[Data entries for graphics]
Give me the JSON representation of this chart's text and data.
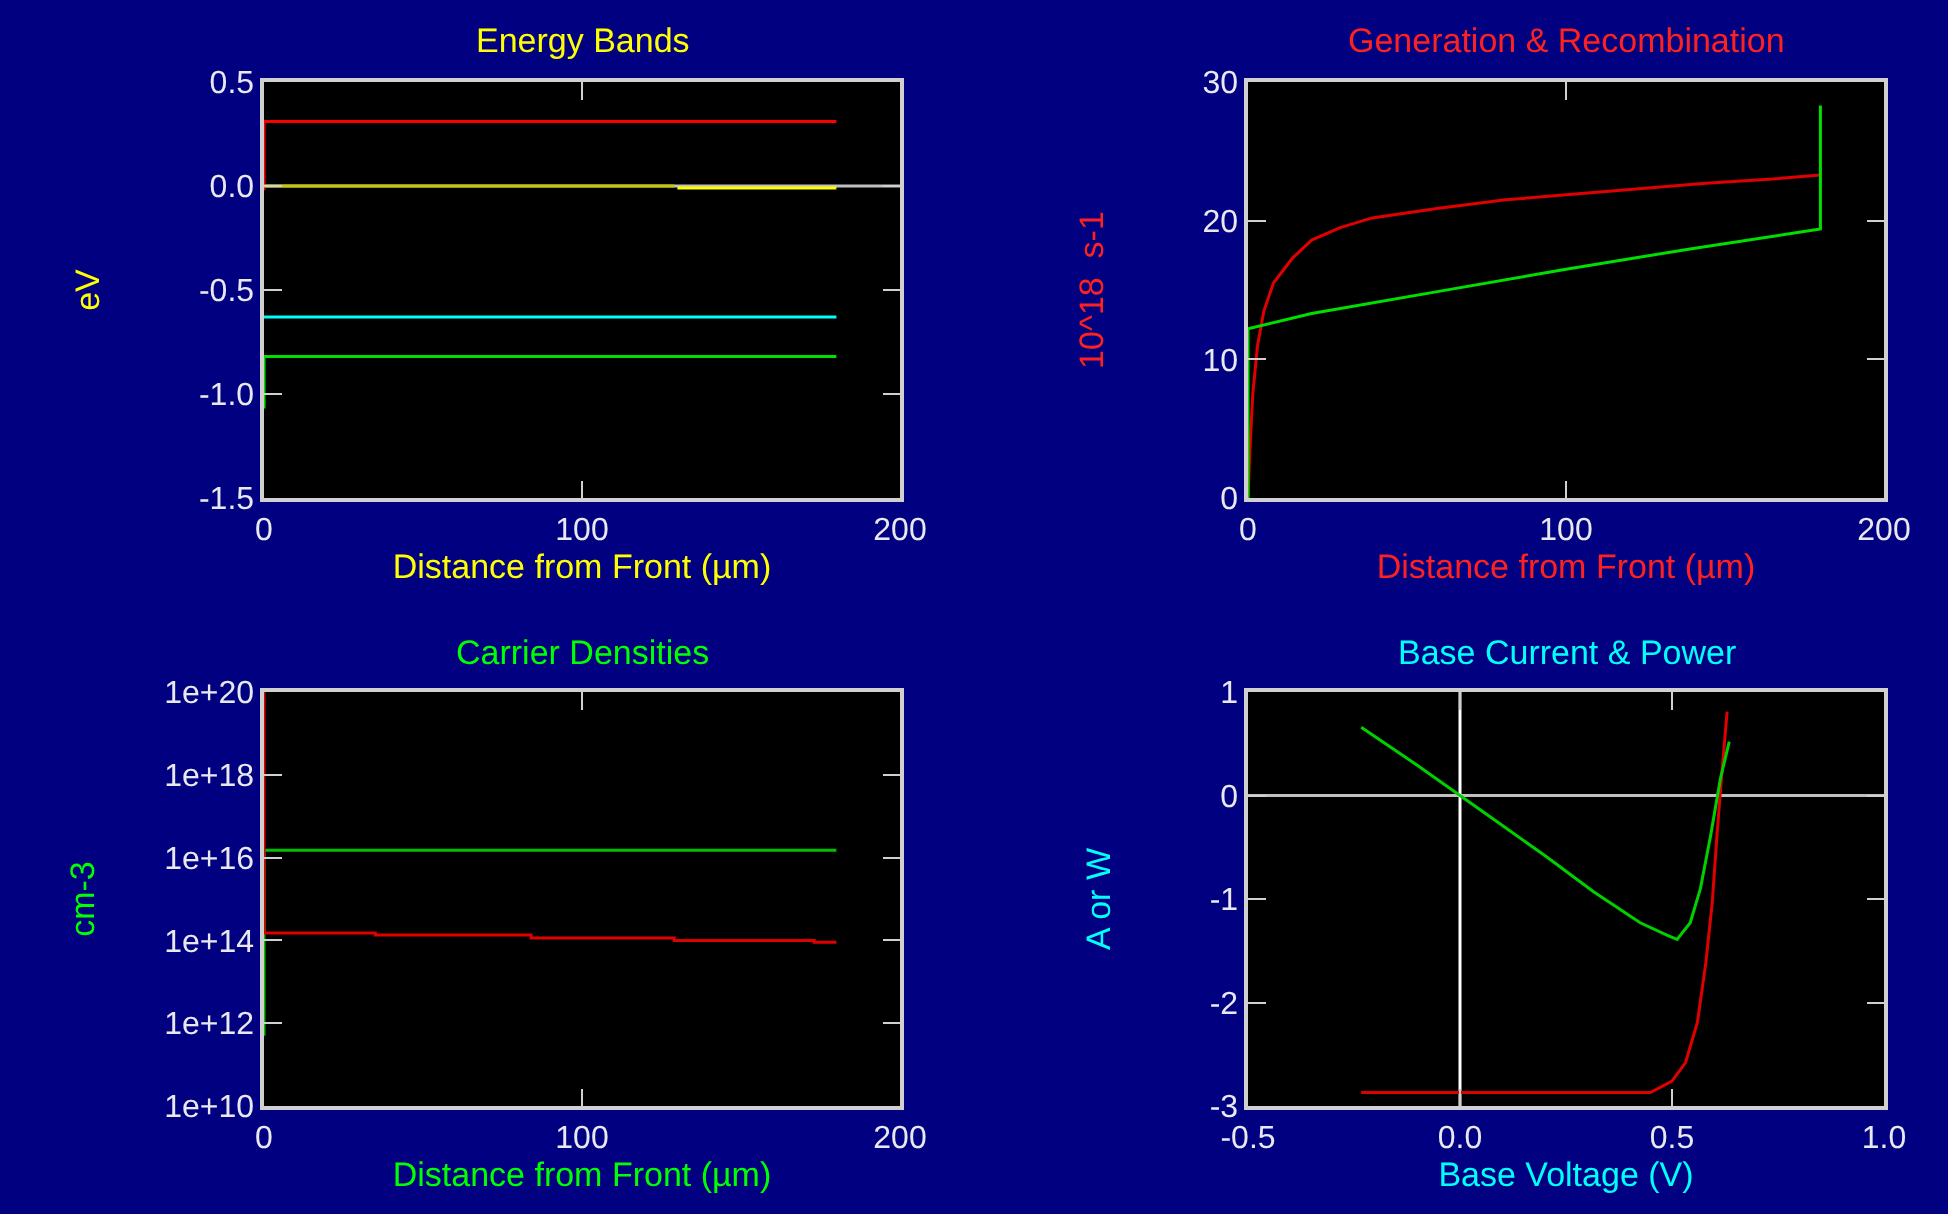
{
  "chart_data": [
    {
      "type": "line",
      "title": "Energy Bands",
      "xlabel": "Distance from Front (µm)",
      "ylabel": "eV",
      "xlim": [
        0,
        200
      ],
      "ylim": [
        -1.5,
        0.5
      ],
      "xticks": [
        0,
        100,
        200
      ],
      "yticks": [
        0.5,
        {
          "value": 0,
          "label": "0.0"
        },
        -0.5,
        {
          "value": -1,
          "label": "-1.0"
        },
        -1.5
      ],
      "grid": false,
      "ref_lines": [
        {
          "axis": "y",
          "value": 0,
          "color": "#c0c0c0"
        }
      ],
      "series": [
        {
          "color": "#ff0000",
          "x": [
            0,
            0,
            180
          ],
          "values": [
            -0.02,
            0.31,
            0.31
          ]
        },
        {
          "color": "#c8c800",
          "x": [
            0,
            129
          ],
          "values": [
            0,
            0
          ]
        },
        {
          "color": "#ffff00",
          "x": [
            130,
            180
          ],
          "values": [
            -0.01,
            -0.01
          ]
        },
        {
          "color": "#00ffff",
          "x": [
            0,
            180
          ],
          "values": [
            -0.63,
            -0.63
          ]
        },
        {
          "color": "#00e000",
          "x": [
            0,
            0,
            180
          ],
          "values": [
            -1.07,
            -0.82,
            -0.82
          ]
        }
      ]
    },
    {
      "type": "line",
      "title": "Generation & Recombination",
      "xlabel": "Distance from Front (µm)",
      "ylabel": "10^18  s-1",
      "xlim": [
        0,
        200
      ],
      "ylim": [
        0,
        30
      ],
      "xticks": [
        0,
        100,
        200
      ],
      "yticks": [
        0,
        10,
        20,
        30
      ],
      "grid": false,
      "series": [
        {
          "color": "#e00000",
          "x": [
            0,
            0.5,
            1.5,
            3,
            5,
            8,
            14,
            20,
            29,
            39,
            60,
            81,
            102,
            123,
            144,
            165,
            180
          ],
          "values": [
            0,
            3,
            7.5,
            11,
            13.5,
            15.5,
            17.3,
            18.6,
            19.5,
            20.2,
            20.9,
            21.5,
            21.9,
            22.3,
            22.7,
            23,
            23.3
          ]
        },
        {
          "color": "#00e000",
          "x": [
            0,
            0,
            20,
            60,
            100,
            140,
            180,
            180
          ],
          "values": [
            0,
            12.2,
            13.3,
            14.9,
            16.5,
            18,
            19.4,
            28.3
          ]
        }
      ]
    },
    {
      "type": "line",
      "title": "Carrier Densities",
      "xlabel": "Distance from Front (µm)",
      "ylabel": "cm-3",
      "log": "y",
      "xlim": [
        0,
        200
      ],
      "ylim": [
        10000000000.0,
        1e+20
      ],
      "xticks": [
        0,
        100,
        200
      ],
      "yticks": [
        {
          "value": 1e+20,
          "label": "1e+20"
        },
        {
          "value": 1e+18,
          "label": "1e+18"
        },
        {
          "value": 1e+16,
          "label": "1e+16"
        },
        {
          "value": 100000000000000.0,
          "label": "1e+14"
        },
        {
          "value": 1000000000000.0,
          "label": "1e+12"
        },
        {
          "value": 10000000000.0,
          "label": "1e+10"
        }
      ],
      "grid": false,
      "series": [
        {
          "color": "#00c000",
          "x": [
            0,
            0,
            180
          ],
          "values": [
            500000000000.0,
            1.5e+16,
            1.5e+16
          ]
        },
        {
          "color": "#e00000",
          "x": [
            0,
            0,
            35,
            35,
            84,
            84,
            129,
            129,
            173,
            173,
            180
          ],
          "values": [
            1e+20,
            150000000000000.0,
            150000000000000.0,
            135000000000000.0,
            135000000000000.0,
            115000000000000.0,
            115000000000000.0,
            100000000000000.0,
            100000000000000.0,
            90000000000000.0,
            90000000000000.0
          ]
        }
      ]
    },
    {
      "type": "line",
      "title": "Base Current & Power",
      "xlabel": "Base Voltage (V)",
      "ylabel": "A or W",
      "xlim": [
        -0.5,
        1.0
      ],
      "ylim": [
        -3,
        1
      ],
      "xticks": [
        -0.5,
        {
          "value": 0,
          "label": "0.0"
        },
        0.5,
        {
          "value": 1,
          "label": "1.0"
        }
      ],
      "yticks": [
        -3,
        -2,
        -1,
        0,
        1
      ],
      "grid": false,
      "ref_lines": [
        {
          "axis": "y",
          "value": 0,
          "color": "#c0c0c0"
        },
        {
          "axis": "x",
          "value": 0,
          "color": "#ffffff"
        }
      ],
      "series": [
        {
          "color": "#e00000",
          "x": [
            -0.233,
            0.449,
            0.5,
            0.532,
            0.56,
            0.58,
            0.595,
            0.606,
            0.617,
            0.63
          ],
          "values": [
            -2.87,
            -2.87,
            -2.76,
            -2.58,
            -2.19,
            -1.61,
            -1.03,
            -0.39,
            0.19,
            0.81
          ]
        },
        {
          "color": "#00d000",
          "x": [
            -0.233,
            -0.1,
            0,
            0.1,
            0.2,
            0.315,
            0.425,
            0.488,
            0.512,
            0.543,
            0.567,
            0.591,
            0.614,
            0.635
          ],
          "values": [
            0.66,
            0.29,
            0,
            -0.29,
            -0.58,
            -0.93,
            -1.23,
            -1.35,
            -1.39,
            -1.23,
            -0.9,
            -0.39,
            0.16,
            0.52
          ]
        }
      ]
    }
  ]
}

## Written exercise
Restate each line of the records exactly; pictures do not belong in the copy.

## Response below
Give me the JSON representation of this chart's text and data.
{
  "chart_data": [
    {
      "type": "line",
      "title": "Energy Bands",
      "xlabel": "Distance from Front (µm)",
      "ylabel": "eV",
      "xlim": [
        0,
        200
      ],
      "ylim": [
        -1.5,
        0.5
      ],
      "xticks": [
        0,
        100,
        200
      ],
      "yticks": [
        0.5,
        {
          "value": 0,
          "label": "0.0"
        },
        -0.5,
        {
          "value": -1,
          "label": "-1.0"
        },
        -1.5
      ],
      "grid": false,
      "ref_lines": [
        {
          "axis": "y",
          "value": 0,
          "color": "#c0c0c0"
        }
      ],
      "series": [
        {
          "color": "#ff0000",
          "x": [
            0,
            0,
            180
          ],
          "values": [
            -0.02,
            0.31,
            0.31
          ]
        },
        {
          "color": "#c8c800",
          "x": [
            0,
            129
          ],
          "values": [
            0,
            0
          ]
        },
        {
          "color": "#ffff00",
          "x": [
            130,
            180
          ],
          "values": [
            -0.01,
            -0.01
          ]
        },
        {
          "color": "#00ffff",
          "x": [
            0,
            180
          ],
          "values": [
            -0.63,
            -0.63
          ]
        },
        {
          "color": "#00e000",
          "x": [
            0,
            0,
            180
          ],
          "values": [
            -1.07,
            -0.82,
            -0.82
          ]
        }
      ]
    },
    {
      "type": "line",
      "title": "Generation & Recombination",
      "xlabel": "Distance from Front (µm)",
      "ylabel": "10^18  s-1",
      "xlim": [
        0,
        200
      ],
      "ylim": [
        0,
        30
      ],
      "xticks": [
        0,
        100,
        200
      ],
      "yticks": [
        0,
        10,
        20,
        30
      ],
      "grid": false,
      "series": [
        {
          "color": "#e00000",
          "x": [
            0,
            0.5,
            1.5,
            3,
            5,
            8,
            14,
            20,
            29,
            39,
            60,
            81,
            102,
            123,
            144,
            165,
            180
          ],
          "values": [
            0,
            3,
            7.5,
            11,
            13.5,
            15.5,
            17.3,
            18.6,
            19.5,
            20.2,
            20.9,
            21.5,
            21.9,
            22.3,
            22.7,
            23,
            23.3
          ]
        },
        {
          "color": "#00e000",
          "x": [
            0,
            0,
            20,
            60,
            100,
            140,
            180,
            180
          ],
          "values": [
            0,
            12.2,
            13.3,
            14.9,
            16.5,
            18,
            19.4,
            28.3
          ]
        }
      ]
    },
    {
      "type": "line",
      "title": "Carrier Densities",
      "xlabel": "Distance from Front (µm)",
      "ylabel": "cm-3",
      "log": "y",
      "xlim": [
        0,
        200
      ],
      "ylim": [
        10000000000.0,
        1e+20
      ],
      "xticks": [
        0,
        100,
        200
      ],
      "yticks": [
        {
          "value": 1e+20,
          "label": "1e+20"
        },
        {
          "value": 1e+18,
          "label": "1e+18"
        },
        {
          "value": 1e+16,
          "label": "1e+16"
        },
        {
          "value": 100000000000000.0,
          "label": "1e+14"
        },
        {
          "value": 1000000000000.0,
          "label": "1e+12"
        },
        {
          "value": 10000000000.0,
          "label": "1e+10"
        }
      ],
      "grid": false,
      "series": [
        {
          "color": "#00c000",
          "x": [
            0,
            0,
            180
          ],
          "values": [
            500000000000.0,
            1.5e+16,
            1.5e+16
          ]
        },
        {
          "color": "#e00000",
          "x": [
            0,
            0,
            35,
            35,
            84,
            84,
            129,
            129,
            173,
            173,
            180
          ],
          "values": [
            1e+20,
            150000000000000.0,
            150000000000000.0,
            135000000000000.0,
            135000000000000.0,
            115000000000000.0,
            115000000000000.0,
            100000000000000.0,
            100000000000000.0,
            90000000000000.0,
            90000000000000.0
          ]
        }
      ]
    },
    {
      "type": "line",
      "title": "Base Current & Power",
      "xlabel": "Base Voltage (V)",
      "ylabel": "A or W",
      "xlim": [
        -0.5,
        1.0
      ],
      "ylim": [
        -3,
        1
      ],
      "xticks": [
        -0.5,
        {
          "value": 0,
          "label": "0.0"
        },
        0.5,
        {
          "value": 1,
          "label": "1.0"
        }
      ],
      "yticks": [
        -3,
        -2,
        -1,
        0,
        1
      ],
      "grid": false,
      "ref_lines": [
        {
          "axis": "y",
          "value": 0,
          "color": "#c0c0c0"
        },
        {
          "axis": "x",
          "value": 0,
          "color": "#ffffff"
        }
      ],
      "series": [
        {
          "color": "#e00000",
          "x": [
            -0.233,
            0.449,
            0.5,
            0.532,
            0.56,
            0.58,
            0.595,
            0.606,
            0.617,
            0.63
          ],
          "values": [
            -2.87,
            -2.87,
            -2.76,
            -2.58,
            -2.19,
            -1.61,
            -1.03,
            -0.39,
            0.19,
            0.81
          ]
        },
        {
          "color": "#00d000",
          "x": [
            -0.233,
            -0.1,
            0,
            0.1,
            0.2,
            0.315,
            0.425,
            0.488,
            0.512,
            0.543,
            0.567,
            0.591,
            0.614,
            0.635
          ],
          "values": [
            0.66,
            0.29,
            0,
            -0.29,
            -0.58,
            -0.93,
            -1.23,
            -1.35,
            -1.39,
            -1.23,
            -0.9,
            -0.39,
            0.16,
            0.52
          ]
        }
      ]
    }
  ]
}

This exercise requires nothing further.